Copy each line that contains the word "AbleTrend".

(Dataset rows about figures)
****************************************

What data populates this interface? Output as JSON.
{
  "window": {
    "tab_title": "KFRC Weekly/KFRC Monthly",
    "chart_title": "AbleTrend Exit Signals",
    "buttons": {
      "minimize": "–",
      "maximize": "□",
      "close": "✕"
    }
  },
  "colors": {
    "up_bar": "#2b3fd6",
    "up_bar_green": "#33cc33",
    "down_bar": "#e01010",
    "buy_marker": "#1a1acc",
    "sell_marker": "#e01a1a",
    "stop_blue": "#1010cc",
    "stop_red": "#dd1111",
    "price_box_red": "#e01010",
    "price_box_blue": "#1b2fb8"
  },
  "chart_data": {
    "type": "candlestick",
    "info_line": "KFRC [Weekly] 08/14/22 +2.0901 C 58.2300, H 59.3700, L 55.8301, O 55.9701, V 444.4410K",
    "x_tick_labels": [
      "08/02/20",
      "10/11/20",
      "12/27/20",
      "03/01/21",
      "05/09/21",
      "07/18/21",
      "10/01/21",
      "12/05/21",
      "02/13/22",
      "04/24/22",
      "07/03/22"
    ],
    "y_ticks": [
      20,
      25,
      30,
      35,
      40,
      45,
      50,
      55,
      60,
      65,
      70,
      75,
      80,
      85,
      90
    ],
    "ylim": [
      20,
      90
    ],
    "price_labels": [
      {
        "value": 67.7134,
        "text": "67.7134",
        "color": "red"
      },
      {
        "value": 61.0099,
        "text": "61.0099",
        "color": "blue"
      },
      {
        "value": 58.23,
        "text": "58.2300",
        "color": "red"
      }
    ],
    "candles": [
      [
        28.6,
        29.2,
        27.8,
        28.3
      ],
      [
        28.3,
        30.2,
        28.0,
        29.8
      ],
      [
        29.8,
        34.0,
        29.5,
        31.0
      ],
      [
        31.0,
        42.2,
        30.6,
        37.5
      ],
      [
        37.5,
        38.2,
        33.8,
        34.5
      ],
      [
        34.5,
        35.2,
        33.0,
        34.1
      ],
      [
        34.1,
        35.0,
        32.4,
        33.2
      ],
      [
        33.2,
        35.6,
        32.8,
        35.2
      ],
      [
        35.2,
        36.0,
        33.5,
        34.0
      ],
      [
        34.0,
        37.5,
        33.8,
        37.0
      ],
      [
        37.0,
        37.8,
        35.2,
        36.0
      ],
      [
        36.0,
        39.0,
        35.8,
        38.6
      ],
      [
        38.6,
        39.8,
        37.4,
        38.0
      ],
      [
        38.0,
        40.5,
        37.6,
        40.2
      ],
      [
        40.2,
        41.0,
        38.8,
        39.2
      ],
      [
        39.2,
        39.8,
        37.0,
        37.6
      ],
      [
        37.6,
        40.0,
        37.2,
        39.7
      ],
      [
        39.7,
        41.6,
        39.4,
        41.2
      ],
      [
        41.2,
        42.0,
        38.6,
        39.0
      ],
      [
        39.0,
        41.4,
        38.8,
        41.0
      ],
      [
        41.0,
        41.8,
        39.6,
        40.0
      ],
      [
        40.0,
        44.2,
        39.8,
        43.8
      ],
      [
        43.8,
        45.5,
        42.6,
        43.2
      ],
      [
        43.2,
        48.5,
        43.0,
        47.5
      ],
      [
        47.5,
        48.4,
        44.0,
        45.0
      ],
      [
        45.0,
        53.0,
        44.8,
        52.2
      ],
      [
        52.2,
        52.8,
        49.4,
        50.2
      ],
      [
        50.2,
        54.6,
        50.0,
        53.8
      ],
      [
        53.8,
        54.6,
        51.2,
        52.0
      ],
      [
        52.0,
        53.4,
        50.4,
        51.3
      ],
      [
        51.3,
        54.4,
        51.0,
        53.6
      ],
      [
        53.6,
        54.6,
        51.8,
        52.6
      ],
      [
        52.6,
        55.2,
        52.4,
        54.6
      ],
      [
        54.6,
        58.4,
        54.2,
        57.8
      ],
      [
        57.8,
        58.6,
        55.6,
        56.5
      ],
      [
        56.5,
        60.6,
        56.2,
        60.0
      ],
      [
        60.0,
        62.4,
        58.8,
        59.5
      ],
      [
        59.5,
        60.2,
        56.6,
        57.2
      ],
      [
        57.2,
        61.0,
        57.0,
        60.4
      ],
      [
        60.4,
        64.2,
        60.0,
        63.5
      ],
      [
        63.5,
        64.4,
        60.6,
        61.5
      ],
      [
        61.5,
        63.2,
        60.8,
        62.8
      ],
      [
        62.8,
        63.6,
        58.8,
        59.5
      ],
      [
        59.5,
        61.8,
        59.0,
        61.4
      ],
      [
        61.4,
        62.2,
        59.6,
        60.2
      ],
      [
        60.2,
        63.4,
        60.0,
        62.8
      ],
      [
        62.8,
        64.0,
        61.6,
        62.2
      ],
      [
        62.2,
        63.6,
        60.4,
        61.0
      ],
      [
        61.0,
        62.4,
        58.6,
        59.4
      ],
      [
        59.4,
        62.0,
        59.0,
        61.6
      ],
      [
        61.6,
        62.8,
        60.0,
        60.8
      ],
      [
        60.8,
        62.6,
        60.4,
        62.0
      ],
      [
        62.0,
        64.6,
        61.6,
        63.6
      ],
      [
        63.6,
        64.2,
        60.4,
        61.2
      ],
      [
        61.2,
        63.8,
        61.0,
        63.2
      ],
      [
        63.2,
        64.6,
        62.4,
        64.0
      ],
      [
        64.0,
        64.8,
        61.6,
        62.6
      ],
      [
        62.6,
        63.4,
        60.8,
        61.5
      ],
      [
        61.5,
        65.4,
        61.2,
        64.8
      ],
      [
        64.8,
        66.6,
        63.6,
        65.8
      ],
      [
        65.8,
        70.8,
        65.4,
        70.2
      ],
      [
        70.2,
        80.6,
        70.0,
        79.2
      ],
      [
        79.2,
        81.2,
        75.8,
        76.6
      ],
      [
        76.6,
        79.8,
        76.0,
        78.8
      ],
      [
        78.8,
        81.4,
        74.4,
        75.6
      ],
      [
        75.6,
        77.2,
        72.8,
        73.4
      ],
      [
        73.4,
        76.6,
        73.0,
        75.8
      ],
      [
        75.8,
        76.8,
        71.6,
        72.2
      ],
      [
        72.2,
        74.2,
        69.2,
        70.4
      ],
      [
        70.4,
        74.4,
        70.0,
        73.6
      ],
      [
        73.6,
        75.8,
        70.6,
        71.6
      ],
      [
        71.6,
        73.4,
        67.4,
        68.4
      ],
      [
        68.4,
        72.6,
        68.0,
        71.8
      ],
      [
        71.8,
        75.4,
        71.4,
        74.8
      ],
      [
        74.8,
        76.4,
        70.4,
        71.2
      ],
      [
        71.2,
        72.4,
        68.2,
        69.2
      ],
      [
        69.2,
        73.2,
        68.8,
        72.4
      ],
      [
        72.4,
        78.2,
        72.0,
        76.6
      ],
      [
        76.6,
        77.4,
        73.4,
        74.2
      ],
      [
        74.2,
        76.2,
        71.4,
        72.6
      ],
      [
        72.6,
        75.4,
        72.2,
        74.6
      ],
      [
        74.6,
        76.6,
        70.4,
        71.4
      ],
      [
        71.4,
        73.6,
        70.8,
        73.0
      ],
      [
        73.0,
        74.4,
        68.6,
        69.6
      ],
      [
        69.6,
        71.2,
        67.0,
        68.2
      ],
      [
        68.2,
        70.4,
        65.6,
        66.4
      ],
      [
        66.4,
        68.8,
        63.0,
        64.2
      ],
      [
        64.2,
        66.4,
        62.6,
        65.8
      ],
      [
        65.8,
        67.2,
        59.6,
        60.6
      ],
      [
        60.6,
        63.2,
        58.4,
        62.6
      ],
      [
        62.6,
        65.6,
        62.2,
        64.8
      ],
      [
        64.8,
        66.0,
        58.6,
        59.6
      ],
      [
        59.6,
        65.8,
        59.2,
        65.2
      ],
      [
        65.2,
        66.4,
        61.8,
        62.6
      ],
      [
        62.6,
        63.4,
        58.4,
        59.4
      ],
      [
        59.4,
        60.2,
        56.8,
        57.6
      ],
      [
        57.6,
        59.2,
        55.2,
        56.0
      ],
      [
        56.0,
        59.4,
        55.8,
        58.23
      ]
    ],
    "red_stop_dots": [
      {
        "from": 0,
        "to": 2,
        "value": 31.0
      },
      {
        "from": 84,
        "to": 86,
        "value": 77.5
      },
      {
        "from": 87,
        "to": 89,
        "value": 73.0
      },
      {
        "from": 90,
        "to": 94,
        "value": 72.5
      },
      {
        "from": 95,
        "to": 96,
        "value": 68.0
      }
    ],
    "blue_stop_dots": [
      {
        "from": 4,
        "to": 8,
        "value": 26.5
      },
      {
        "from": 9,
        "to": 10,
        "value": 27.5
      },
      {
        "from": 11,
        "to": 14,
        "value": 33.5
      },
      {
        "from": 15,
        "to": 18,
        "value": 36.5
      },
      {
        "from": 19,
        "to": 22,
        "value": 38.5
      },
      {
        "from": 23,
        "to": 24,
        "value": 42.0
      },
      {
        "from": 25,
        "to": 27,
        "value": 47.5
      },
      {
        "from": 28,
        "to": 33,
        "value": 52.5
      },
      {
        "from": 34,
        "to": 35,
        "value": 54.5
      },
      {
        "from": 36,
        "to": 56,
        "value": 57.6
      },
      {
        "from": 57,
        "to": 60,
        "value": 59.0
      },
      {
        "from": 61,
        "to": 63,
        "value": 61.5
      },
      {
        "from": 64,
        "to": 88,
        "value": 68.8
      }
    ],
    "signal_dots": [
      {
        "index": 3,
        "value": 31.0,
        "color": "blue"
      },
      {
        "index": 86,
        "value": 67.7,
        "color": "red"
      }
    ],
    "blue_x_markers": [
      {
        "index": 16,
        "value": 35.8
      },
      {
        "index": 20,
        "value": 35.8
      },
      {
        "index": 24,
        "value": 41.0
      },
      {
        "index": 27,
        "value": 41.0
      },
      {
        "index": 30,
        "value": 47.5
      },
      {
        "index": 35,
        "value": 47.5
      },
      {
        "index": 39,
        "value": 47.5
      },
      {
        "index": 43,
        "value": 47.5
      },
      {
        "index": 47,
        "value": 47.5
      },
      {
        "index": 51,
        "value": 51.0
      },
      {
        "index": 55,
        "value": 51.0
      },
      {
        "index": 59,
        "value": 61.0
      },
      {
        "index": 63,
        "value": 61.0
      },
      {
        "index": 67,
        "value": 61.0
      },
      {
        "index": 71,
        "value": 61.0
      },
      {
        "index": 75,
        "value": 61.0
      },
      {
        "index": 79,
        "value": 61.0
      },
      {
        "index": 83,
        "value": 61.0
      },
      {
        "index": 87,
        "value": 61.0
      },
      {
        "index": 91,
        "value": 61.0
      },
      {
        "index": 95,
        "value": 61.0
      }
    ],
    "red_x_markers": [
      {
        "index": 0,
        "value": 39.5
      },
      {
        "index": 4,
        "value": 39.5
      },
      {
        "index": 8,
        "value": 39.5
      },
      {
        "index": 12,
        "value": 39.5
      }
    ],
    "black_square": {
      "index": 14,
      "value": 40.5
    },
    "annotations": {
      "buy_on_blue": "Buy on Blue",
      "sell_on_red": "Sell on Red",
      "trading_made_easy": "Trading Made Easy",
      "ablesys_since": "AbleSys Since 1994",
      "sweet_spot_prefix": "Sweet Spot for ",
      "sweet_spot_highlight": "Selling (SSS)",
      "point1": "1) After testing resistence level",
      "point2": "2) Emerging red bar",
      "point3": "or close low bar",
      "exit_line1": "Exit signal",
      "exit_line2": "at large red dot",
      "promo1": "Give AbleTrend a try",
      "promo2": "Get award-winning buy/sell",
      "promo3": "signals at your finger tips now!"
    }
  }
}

****************************************

▶ Answer in full
    "chart_title": "AbleTrend Exit Signals",
      "promo1": "Give AbleTrend a try",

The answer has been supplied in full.